● **Exercise prompt**: Select the lines that hold the word "size" and copy each one.

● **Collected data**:
>> Begin

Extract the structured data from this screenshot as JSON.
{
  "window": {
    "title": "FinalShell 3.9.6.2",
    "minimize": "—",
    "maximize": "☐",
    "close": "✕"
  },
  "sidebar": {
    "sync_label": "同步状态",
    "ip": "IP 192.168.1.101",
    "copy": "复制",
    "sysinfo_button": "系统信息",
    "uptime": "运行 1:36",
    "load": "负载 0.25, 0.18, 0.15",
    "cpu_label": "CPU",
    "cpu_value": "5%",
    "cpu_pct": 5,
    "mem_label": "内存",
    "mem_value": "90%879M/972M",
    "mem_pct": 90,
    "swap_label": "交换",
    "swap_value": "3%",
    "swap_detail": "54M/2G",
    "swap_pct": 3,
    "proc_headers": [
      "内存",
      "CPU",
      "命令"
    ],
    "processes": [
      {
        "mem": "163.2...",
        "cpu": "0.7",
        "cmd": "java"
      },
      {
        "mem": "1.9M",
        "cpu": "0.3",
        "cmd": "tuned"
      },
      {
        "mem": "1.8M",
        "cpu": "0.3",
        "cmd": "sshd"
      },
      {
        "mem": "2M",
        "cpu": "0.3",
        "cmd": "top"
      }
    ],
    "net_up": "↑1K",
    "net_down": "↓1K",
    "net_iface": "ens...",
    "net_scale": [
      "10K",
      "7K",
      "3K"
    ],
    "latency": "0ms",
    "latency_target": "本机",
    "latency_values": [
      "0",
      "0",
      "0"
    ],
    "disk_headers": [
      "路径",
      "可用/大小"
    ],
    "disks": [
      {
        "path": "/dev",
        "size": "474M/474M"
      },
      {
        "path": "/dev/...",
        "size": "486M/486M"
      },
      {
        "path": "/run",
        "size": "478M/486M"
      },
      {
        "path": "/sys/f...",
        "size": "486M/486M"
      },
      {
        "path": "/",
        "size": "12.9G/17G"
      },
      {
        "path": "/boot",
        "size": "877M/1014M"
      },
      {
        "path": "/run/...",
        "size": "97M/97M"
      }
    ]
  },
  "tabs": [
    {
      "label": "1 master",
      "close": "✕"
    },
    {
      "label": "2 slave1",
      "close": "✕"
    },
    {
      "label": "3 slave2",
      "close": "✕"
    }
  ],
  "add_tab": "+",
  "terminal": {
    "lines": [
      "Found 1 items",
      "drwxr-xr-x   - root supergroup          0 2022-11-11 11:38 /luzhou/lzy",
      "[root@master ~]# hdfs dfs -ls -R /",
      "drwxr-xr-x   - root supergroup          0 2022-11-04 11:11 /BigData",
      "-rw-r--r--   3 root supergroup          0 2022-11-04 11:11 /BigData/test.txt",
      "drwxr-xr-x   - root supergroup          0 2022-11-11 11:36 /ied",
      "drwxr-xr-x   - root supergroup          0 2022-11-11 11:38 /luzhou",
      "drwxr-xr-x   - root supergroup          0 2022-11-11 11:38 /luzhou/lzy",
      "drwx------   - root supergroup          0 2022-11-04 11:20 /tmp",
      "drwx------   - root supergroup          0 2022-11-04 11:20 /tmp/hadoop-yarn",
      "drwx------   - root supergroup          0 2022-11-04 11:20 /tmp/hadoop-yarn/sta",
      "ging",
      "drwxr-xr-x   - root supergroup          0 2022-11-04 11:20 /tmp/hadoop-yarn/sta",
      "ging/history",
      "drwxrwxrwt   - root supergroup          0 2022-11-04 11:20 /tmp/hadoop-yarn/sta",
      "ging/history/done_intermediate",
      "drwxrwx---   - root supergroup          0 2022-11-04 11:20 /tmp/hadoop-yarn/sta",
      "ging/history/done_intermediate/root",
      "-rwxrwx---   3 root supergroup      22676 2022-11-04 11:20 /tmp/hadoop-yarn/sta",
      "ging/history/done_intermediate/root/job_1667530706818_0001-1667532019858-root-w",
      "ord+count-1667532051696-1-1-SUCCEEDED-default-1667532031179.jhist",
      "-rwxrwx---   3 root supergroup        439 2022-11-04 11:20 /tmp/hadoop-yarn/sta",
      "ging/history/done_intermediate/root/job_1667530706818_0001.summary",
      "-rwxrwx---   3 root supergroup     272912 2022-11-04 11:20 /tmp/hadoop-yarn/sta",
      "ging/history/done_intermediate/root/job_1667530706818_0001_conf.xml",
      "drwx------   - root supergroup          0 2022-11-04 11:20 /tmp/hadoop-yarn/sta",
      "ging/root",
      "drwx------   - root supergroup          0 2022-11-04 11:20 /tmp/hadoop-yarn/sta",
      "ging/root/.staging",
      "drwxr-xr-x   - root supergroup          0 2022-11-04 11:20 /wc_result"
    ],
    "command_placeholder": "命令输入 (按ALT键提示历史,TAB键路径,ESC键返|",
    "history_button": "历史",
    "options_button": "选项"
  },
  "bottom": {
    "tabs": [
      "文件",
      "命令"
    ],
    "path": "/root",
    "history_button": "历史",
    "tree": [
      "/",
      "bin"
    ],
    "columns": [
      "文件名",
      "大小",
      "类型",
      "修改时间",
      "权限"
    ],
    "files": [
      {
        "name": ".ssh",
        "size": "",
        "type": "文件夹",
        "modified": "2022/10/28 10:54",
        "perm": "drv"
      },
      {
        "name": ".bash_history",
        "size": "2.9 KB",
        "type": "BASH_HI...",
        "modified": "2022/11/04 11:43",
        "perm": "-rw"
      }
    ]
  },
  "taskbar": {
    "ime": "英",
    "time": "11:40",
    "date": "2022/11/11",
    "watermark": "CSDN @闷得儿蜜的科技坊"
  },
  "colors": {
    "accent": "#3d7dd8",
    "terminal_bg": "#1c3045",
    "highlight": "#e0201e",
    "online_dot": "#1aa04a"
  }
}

>> End

● **Full response**:
        "size": "474M/474M"
        "size": "486M/486M"
        "size": "478M/486M"
        "size": "486M/486M"
        "size": "12.9G/17G"
        "size": "877M/1014M"
        "size": "97M/97M"
        "size": "",
        "size": "2.9 KB",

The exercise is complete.